- CHALLENGE
Wherever the string "Согласно" occurs in a line of these records, report that line.
-------- SUPPLIED RECORDS --------
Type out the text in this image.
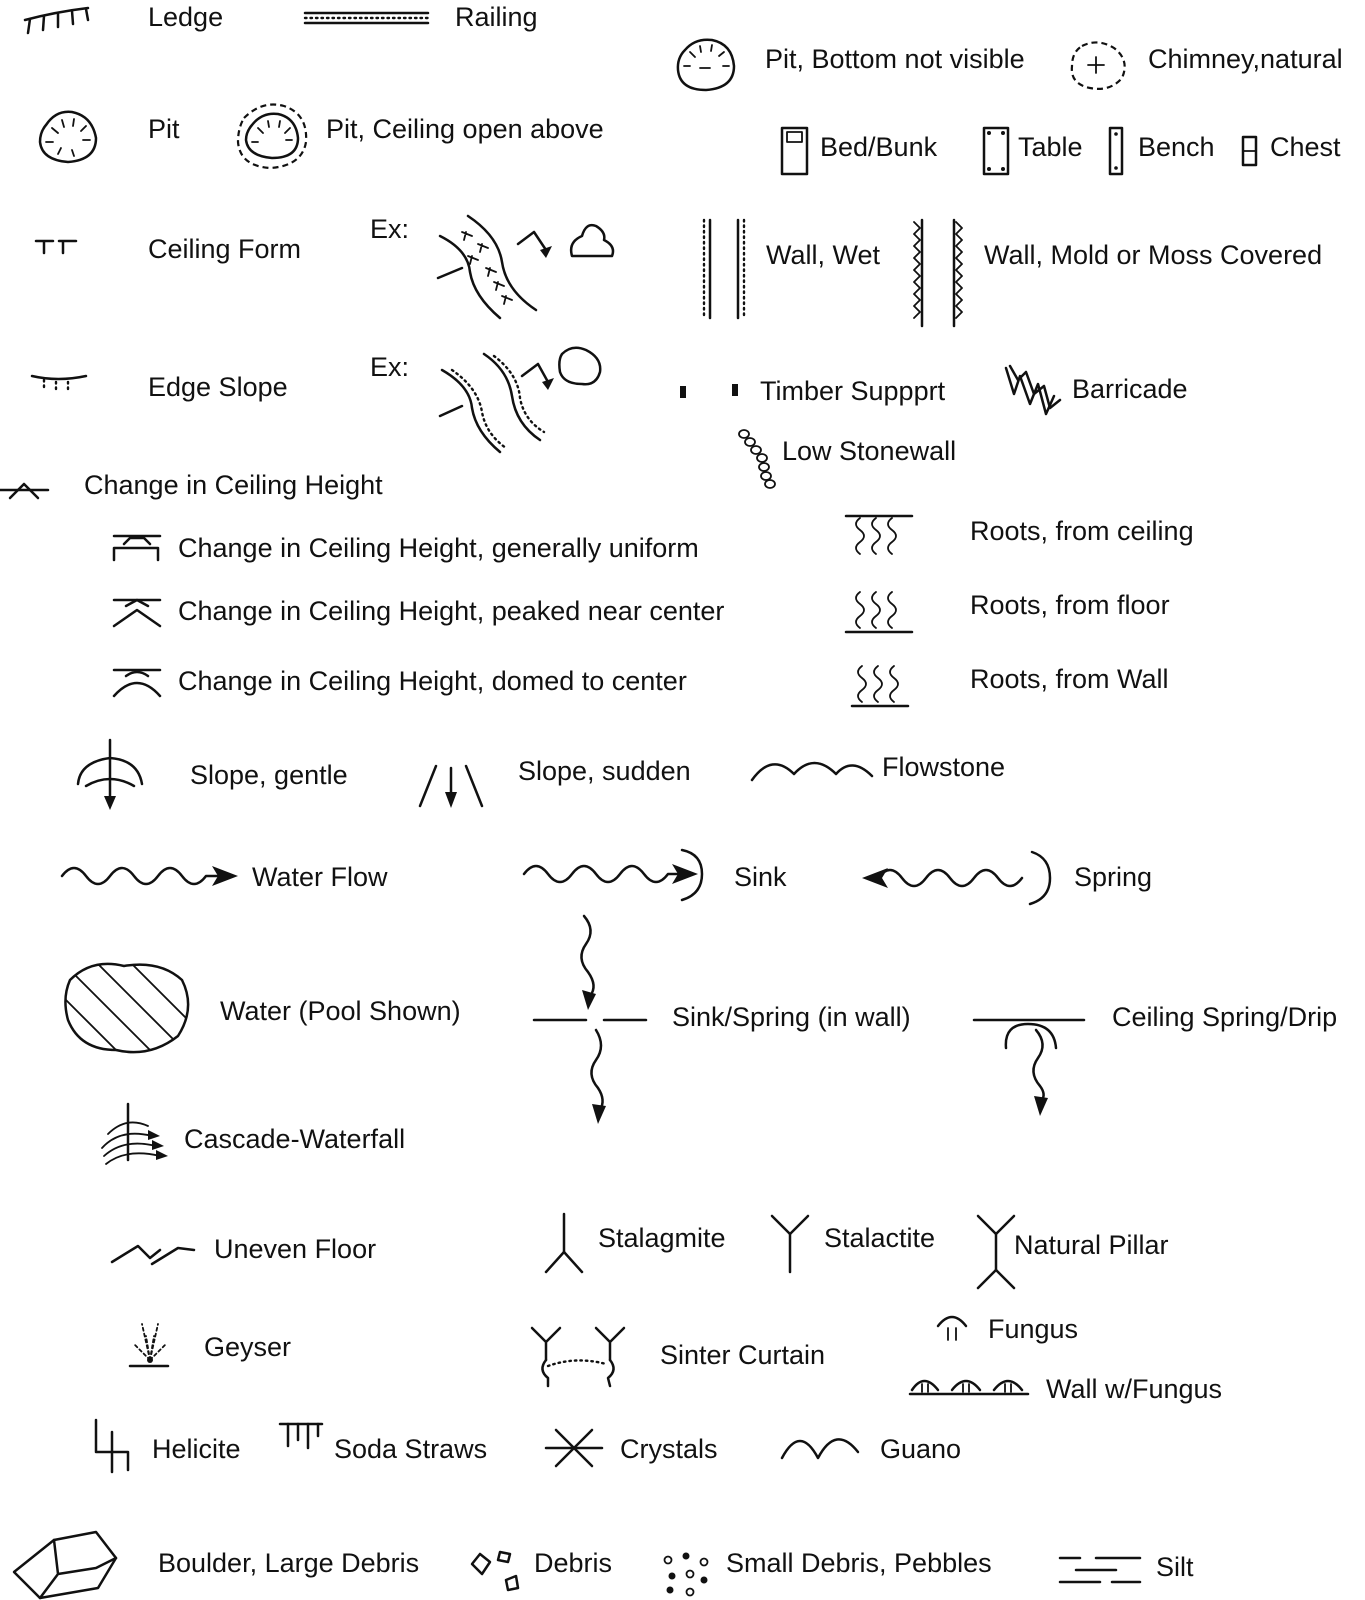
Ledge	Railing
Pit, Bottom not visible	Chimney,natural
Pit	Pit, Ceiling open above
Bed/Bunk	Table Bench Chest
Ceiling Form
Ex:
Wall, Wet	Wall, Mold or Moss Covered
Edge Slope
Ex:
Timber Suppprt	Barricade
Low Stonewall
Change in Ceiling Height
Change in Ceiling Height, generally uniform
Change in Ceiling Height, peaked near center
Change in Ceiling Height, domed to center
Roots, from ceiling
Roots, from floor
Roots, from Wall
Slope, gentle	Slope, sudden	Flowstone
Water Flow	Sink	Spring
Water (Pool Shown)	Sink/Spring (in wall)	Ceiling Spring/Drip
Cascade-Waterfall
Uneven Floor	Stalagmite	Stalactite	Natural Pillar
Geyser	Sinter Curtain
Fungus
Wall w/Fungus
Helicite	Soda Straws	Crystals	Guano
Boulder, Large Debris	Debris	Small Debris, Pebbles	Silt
--------
-------- SUPPLIED RECORDS --------
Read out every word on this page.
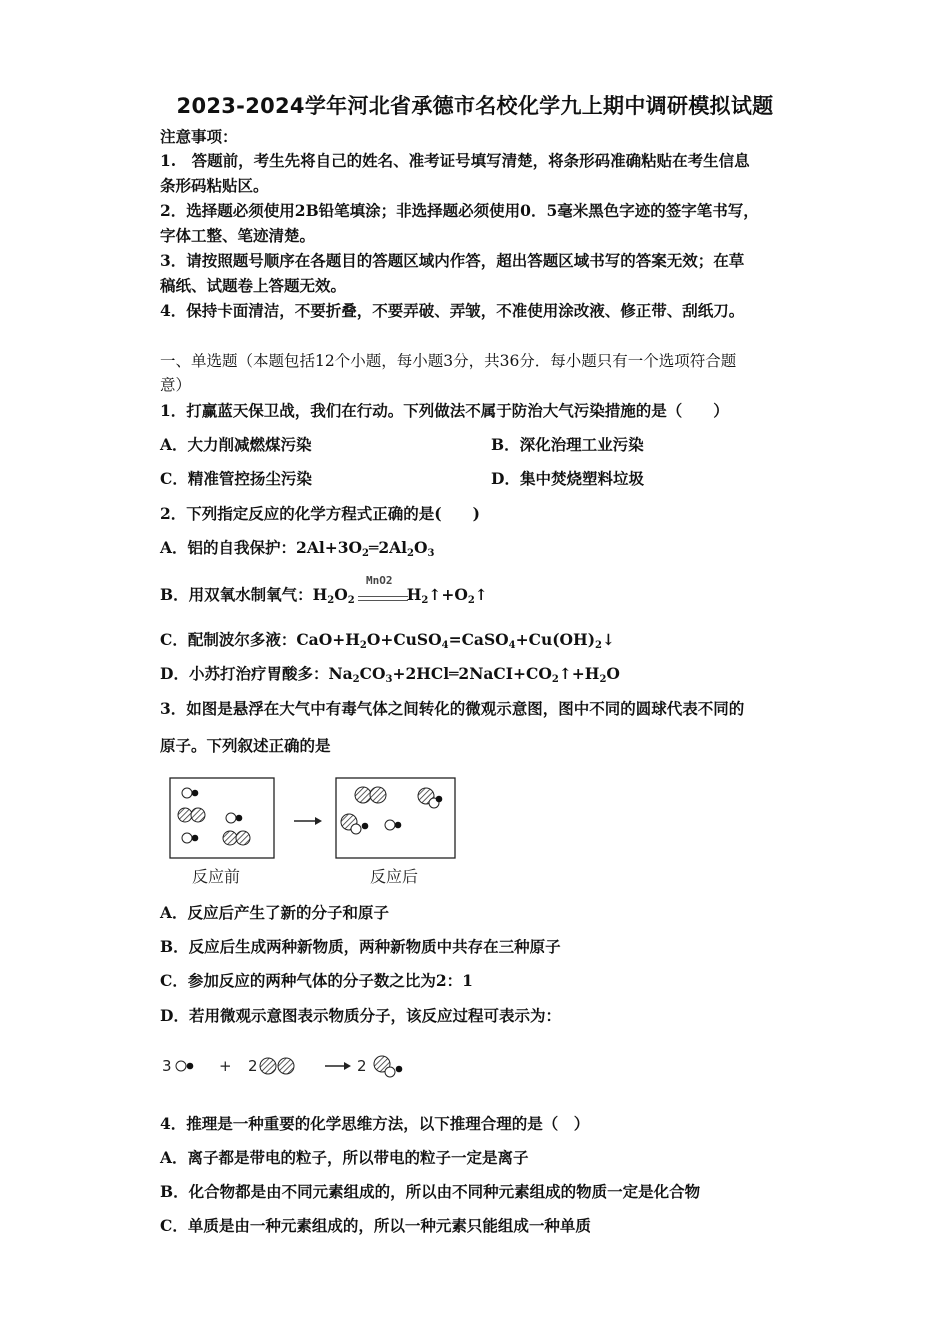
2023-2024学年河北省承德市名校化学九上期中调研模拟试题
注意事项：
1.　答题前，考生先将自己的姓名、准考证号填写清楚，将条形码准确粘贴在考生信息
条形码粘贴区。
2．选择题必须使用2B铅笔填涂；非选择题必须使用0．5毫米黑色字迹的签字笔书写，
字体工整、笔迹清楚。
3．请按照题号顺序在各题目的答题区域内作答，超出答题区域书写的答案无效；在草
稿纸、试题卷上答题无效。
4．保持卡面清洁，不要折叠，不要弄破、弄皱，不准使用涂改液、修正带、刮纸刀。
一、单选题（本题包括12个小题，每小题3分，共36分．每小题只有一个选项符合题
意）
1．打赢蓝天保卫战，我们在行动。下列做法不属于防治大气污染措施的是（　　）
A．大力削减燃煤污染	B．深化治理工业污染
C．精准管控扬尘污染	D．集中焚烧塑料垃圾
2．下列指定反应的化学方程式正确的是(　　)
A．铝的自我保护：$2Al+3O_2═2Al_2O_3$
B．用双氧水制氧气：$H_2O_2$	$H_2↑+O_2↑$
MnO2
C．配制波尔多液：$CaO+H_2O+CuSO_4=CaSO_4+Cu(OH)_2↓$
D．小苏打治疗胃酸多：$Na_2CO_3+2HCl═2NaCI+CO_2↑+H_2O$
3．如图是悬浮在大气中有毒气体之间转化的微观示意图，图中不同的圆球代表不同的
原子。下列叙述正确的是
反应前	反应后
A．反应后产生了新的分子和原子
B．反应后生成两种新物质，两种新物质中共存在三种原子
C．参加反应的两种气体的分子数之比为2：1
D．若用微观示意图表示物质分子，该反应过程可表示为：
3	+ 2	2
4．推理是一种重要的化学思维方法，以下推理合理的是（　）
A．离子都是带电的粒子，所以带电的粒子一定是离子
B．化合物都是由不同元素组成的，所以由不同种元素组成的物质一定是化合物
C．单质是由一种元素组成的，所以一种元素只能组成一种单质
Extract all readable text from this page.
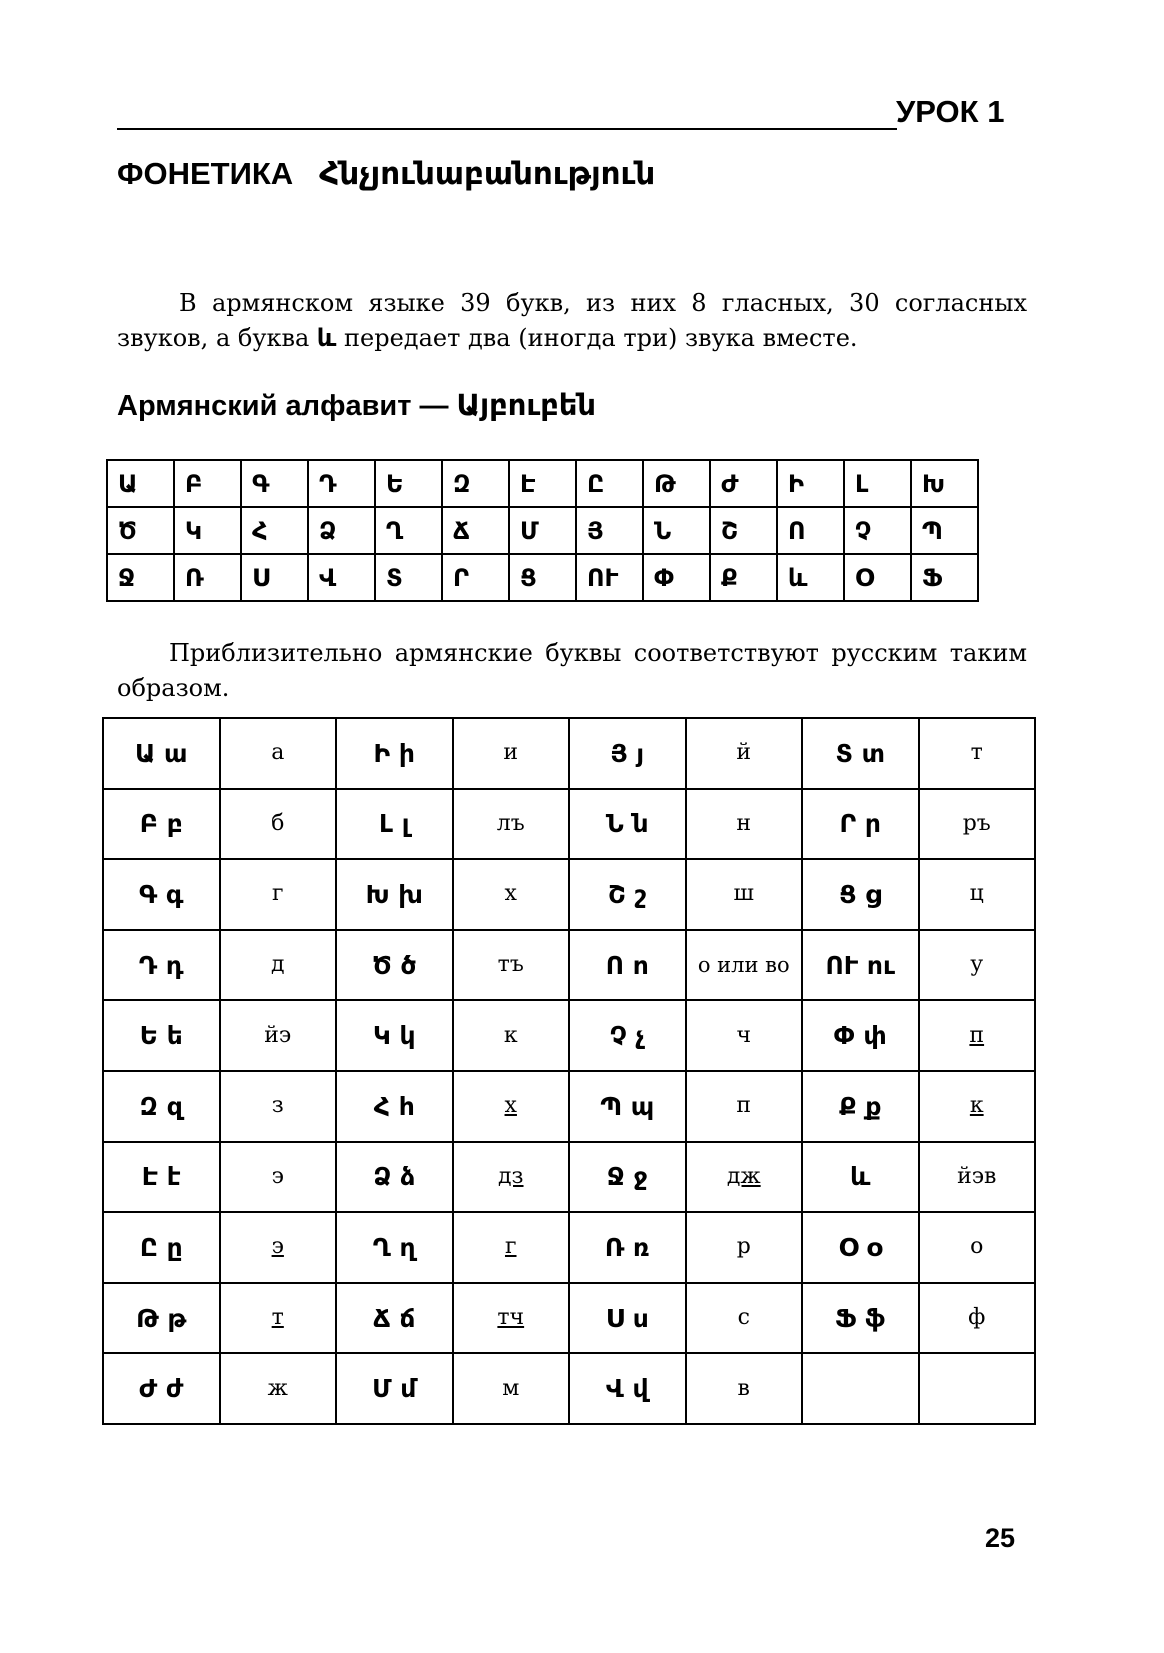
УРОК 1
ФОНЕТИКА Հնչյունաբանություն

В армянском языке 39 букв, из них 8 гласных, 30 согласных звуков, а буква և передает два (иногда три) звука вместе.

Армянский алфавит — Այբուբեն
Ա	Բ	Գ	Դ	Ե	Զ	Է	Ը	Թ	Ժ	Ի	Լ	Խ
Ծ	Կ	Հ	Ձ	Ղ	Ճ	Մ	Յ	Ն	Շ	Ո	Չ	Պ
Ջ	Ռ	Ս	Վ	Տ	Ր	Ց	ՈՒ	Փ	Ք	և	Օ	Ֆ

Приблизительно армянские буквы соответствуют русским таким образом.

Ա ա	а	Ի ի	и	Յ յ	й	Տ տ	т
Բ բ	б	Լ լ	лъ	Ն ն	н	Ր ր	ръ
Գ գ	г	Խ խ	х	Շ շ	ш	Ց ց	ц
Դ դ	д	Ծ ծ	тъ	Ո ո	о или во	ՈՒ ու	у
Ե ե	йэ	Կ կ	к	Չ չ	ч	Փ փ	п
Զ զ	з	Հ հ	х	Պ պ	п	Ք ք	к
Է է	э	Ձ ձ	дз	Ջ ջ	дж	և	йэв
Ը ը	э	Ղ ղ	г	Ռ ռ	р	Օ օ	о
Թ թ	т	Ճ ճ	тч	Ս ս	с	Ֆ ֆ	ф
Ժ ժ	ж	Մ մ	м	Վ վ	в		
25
--------
-------- SUPPLIED RECORDS --------
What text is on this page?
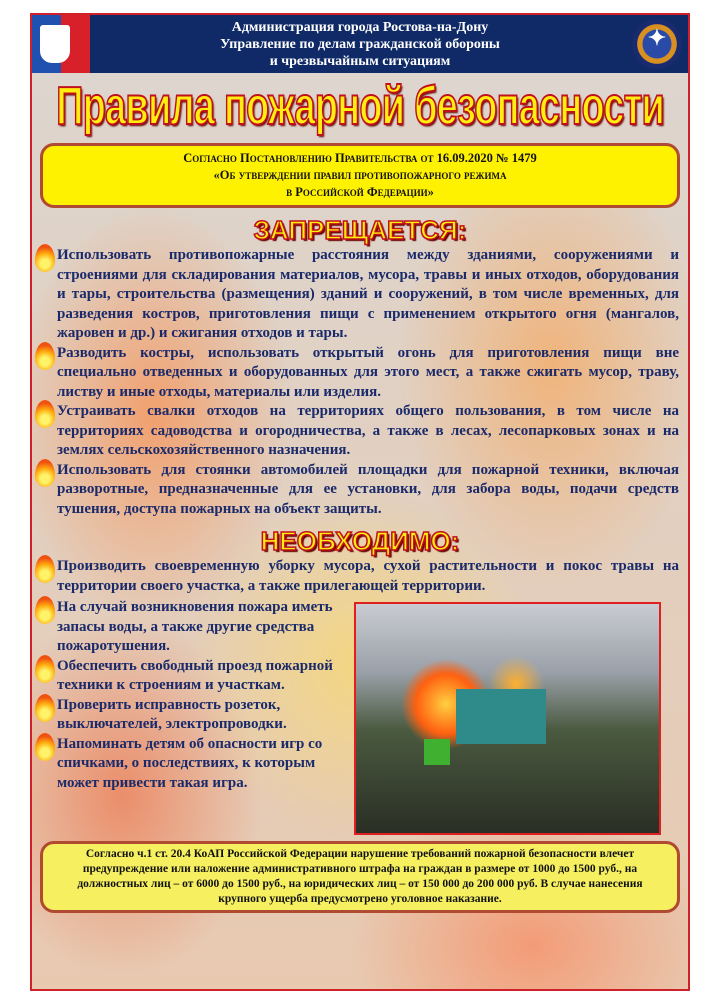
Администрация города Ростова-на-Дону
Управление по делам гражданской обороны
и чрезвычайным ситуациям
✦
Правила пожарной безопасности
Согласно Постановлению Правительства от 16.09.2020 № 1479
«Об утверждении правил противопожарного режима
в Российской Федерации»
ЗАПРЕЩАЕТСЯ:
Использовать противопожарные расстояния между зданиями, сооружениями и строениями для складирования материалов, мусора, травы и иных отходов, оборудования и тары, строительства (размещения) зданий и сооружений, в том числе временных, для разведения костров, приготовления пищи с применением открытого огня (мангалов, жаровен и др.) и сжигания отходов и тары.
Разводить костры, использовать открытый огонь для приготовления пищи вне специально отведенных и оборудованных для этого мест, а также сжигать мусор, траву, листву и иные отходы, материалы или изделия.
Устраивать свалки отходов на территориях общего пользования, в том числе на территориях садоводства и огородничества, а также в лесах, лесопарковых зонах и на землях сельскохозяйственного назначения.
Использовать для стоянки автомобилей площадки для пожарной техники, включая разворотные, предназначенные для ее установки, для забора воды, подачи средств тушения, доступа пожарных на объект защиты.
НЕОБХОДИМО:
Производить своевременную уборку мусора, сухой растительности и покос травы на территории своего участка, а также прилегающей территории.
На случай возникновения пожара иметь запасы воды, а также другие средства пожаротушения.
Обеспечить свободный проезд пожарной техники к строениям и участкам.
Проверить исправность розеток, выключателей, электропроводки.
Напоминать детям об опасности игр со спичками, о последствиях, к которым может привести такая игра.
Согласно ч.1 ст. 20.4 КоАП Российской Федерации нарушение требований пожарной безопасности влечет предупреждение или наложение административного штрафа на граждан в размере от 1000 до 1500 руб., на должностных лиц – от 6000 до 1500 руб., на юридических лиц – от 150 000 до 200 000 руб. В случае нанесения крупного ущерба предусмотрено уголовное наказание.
--------
- EXERCISE SOLUTION
Согласно Постановлению Правительства от 16.09.2020 № 1479
Согласно ч.1 ст. 20.4 КоАП Российской Федерации нарушение требований пожарной безопасности влечет предупреждение или наложение административного штрафа на граждан в размере от 1000 до 1500 руб., на должностных лиц – от 6000 до 1500 руб., на юридических лиц – от 150 000 до 200 000 руб. В случае нанесения крупного ущерба предусмотрено уголовное наказание.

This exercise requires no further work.